To bring it around to the idea of historical discontinuity, Platypus contends that these lessons have not been learned. We want to hold at bay the Chomskyan approach to the history of Marxism, where it is simply a matter of telling people what they don’t know. Because we haven’t learned from our failures, historical conditions have changed, particularly in terms of the possibility for consciousness. Like the CPGB, we are not a political party, but for different reasons. James probably wouldn’t characterize our historical moment as “pre-political” in the way that we would.

So we characterize our project in this negative sense. It is not a matter of telling people that this is what historical consciousness looked like back then, and we need to aspire to its reproduction in the present. Rather, we teach Lenin, Luxemburg, and Trotsky to make visible the contours of what is missing. And that is why we consider ourselves a “pre-political” project. We think that there needs to be recognition of what is absent in our historical moment. We are in a “pre-political moment” because of the absence of consciousness that once existed.

Responses

BS: My perspective is more empirical. History is fact, and I think useful history is grounded in social history. I would agree that the history of the Left is the history of failure, but I think that it is a combination of bad objective social and economic conditions with poor political responses to these conditions. One of the key differences is that I think there is room for actual politics today. I can somewhat understand Platypus’s objection to that. There is a lot of noise and “movementism,” and the Left is an echo chamber. But there are relevant, operative politics for us to engage in, even if the Left today is in a worse position than it has been in the past. Still: Trade union activity is politics. Anti-austerity work is politics. The anti-war movement is politics.

.....

## Directive
Revise everything from "To bring it" down to "that we would." in the passage on Platypus and the history of the Left, replacing "lessons" with "insights". The material that comes next has nothing to do with the text above.

## Data section
.....

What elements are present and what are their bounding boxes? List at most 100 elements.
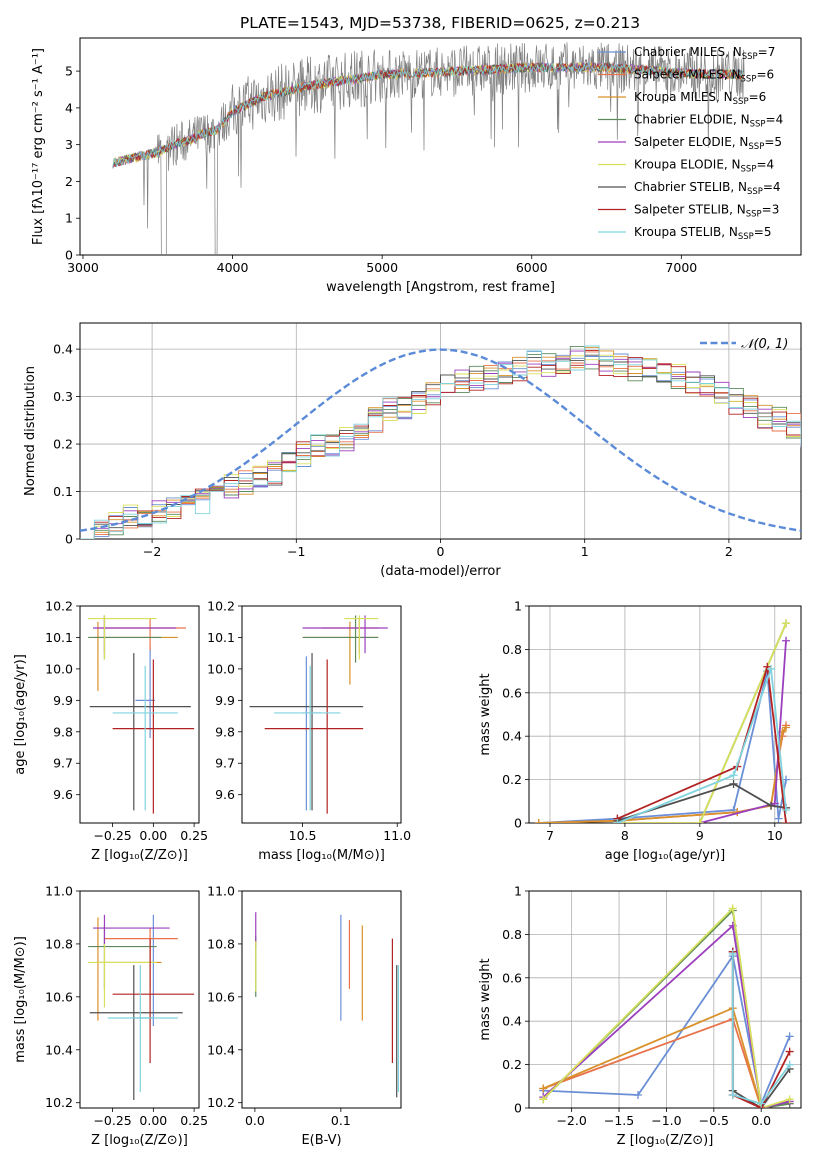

.....

## Solution to this problem
To bring it around to the idea of historical discontinuity, Platypus contends that these insights have not been learned. We want to hold at bay the Chomskyan approach to the history of Marxism, where it is simply a matter of telling people what they don’t know. Because we haven’t learned from our failures, historical conditions have changed, particularly in terms of the possibility for consciousness. Like the CPGB, we are not a political party, but for different reasons. James probably wouldn’t characterize our historical moment as “pre-political” in the way that we would.